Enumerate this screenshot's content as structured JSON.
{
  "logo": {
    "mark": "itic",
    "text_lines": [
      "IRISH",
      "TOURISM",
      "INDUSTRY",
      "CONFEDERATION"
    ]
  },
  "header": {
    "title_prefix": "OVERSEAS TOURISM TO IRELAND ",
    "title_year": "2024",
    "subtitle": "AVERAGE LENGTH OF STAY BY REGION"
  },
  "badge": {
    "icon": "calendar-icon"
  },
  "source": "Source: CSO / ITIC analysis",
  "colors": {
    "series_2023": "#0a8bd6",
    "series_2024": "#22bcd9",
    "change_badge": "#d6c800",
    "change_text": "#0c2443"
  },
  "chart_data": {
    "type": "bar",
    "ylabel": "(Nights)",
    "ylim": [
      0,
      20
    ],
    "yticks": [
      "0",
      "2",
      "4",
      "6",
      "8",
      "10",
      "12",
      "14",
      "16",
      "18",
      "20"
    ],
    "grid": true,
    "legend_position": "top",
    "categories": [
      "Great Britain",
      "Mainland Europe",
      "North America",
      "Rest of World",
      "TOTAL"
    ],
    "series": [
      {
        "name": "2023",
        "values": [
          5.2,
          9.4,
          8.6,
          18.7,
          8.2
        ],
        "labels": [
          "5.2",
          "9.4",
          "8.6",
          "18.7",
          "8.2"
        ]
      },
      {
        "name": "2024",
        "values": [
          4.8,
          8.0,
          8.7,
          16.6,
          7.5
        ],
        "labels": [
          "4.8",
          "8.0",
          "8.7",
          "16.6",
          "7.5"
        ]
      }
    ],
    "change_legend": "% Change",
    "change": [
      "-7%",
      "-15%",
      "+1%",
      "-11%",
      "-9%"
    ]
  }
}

* **Problem description**: Copy every line of the material, please, keeping it exactly the same.

* **Expected output**:
Enumerate this screenshot's content as structured JSON.
{
  "logo": {
    "mark": "itic",
    "text_lines": [
      "IRISH",
      "TOURISM",
      "INDUSTRY",
      "CONFEDERATION"
    ]
  },
  "header": {
    "title_prefix": "OVERSEAS TOURISM TO IRELAND ",
    "title_year": "2024",
    "subtitle": "AVERAGE LENGTH OF STAY BY REGION"
  },
  "badge": {
    "icon": "calendar-icon"
  },
  "source": "Source: CSO / ITIC analysis",
  "colors": {
    "series_2023": "#0a8bd6",
    "series_2024": "#22bcd9",
    "change_badge": "#d6c800",
    "change_text": "#0c2443"
  },
  "chart_data": {
    "type": "bar",
    "ylabel": "(Nights)",
    "ylim": [
      0,
      20
    ],
    "yticks": [
      "0",
      "2",
      "4",
      "6",
      "8",
      "10",
      "12",
      "14",
      "16",
      "18",
      "20"
    ],
    "grid": true,
    "legend_position": "top",
    "categories": [
      "Great Britain",
      "Mainland Europe",
      "North America",
      "Rest of World",
      "TOTAL"
    ],
    "series": [
      {
        "name": "2023",
        "values": [
          5.2,
          9.4,
          8.6,
          18.7,
          8.2
        ],
        "labels": [
          "5.2",
          "9.4",
          "8.6",
          "18.7",
          "8.2"
        ]
      },
      {
        "name": "2024",
        "values": [
          4.8,
          8.0,
          8.7,
          16.6,
          7.5
        ],
        "labels": [
          "4.8",
          "8.0",
          "8.7",
          "16.6",
          "7.5"
        ]
      }
    ],
    "change_legend": "% Change",
    "change": [
      "-7%",
      "-15%",
      "+1%",
      "-11%",
      "-9%"
    ]
  }
}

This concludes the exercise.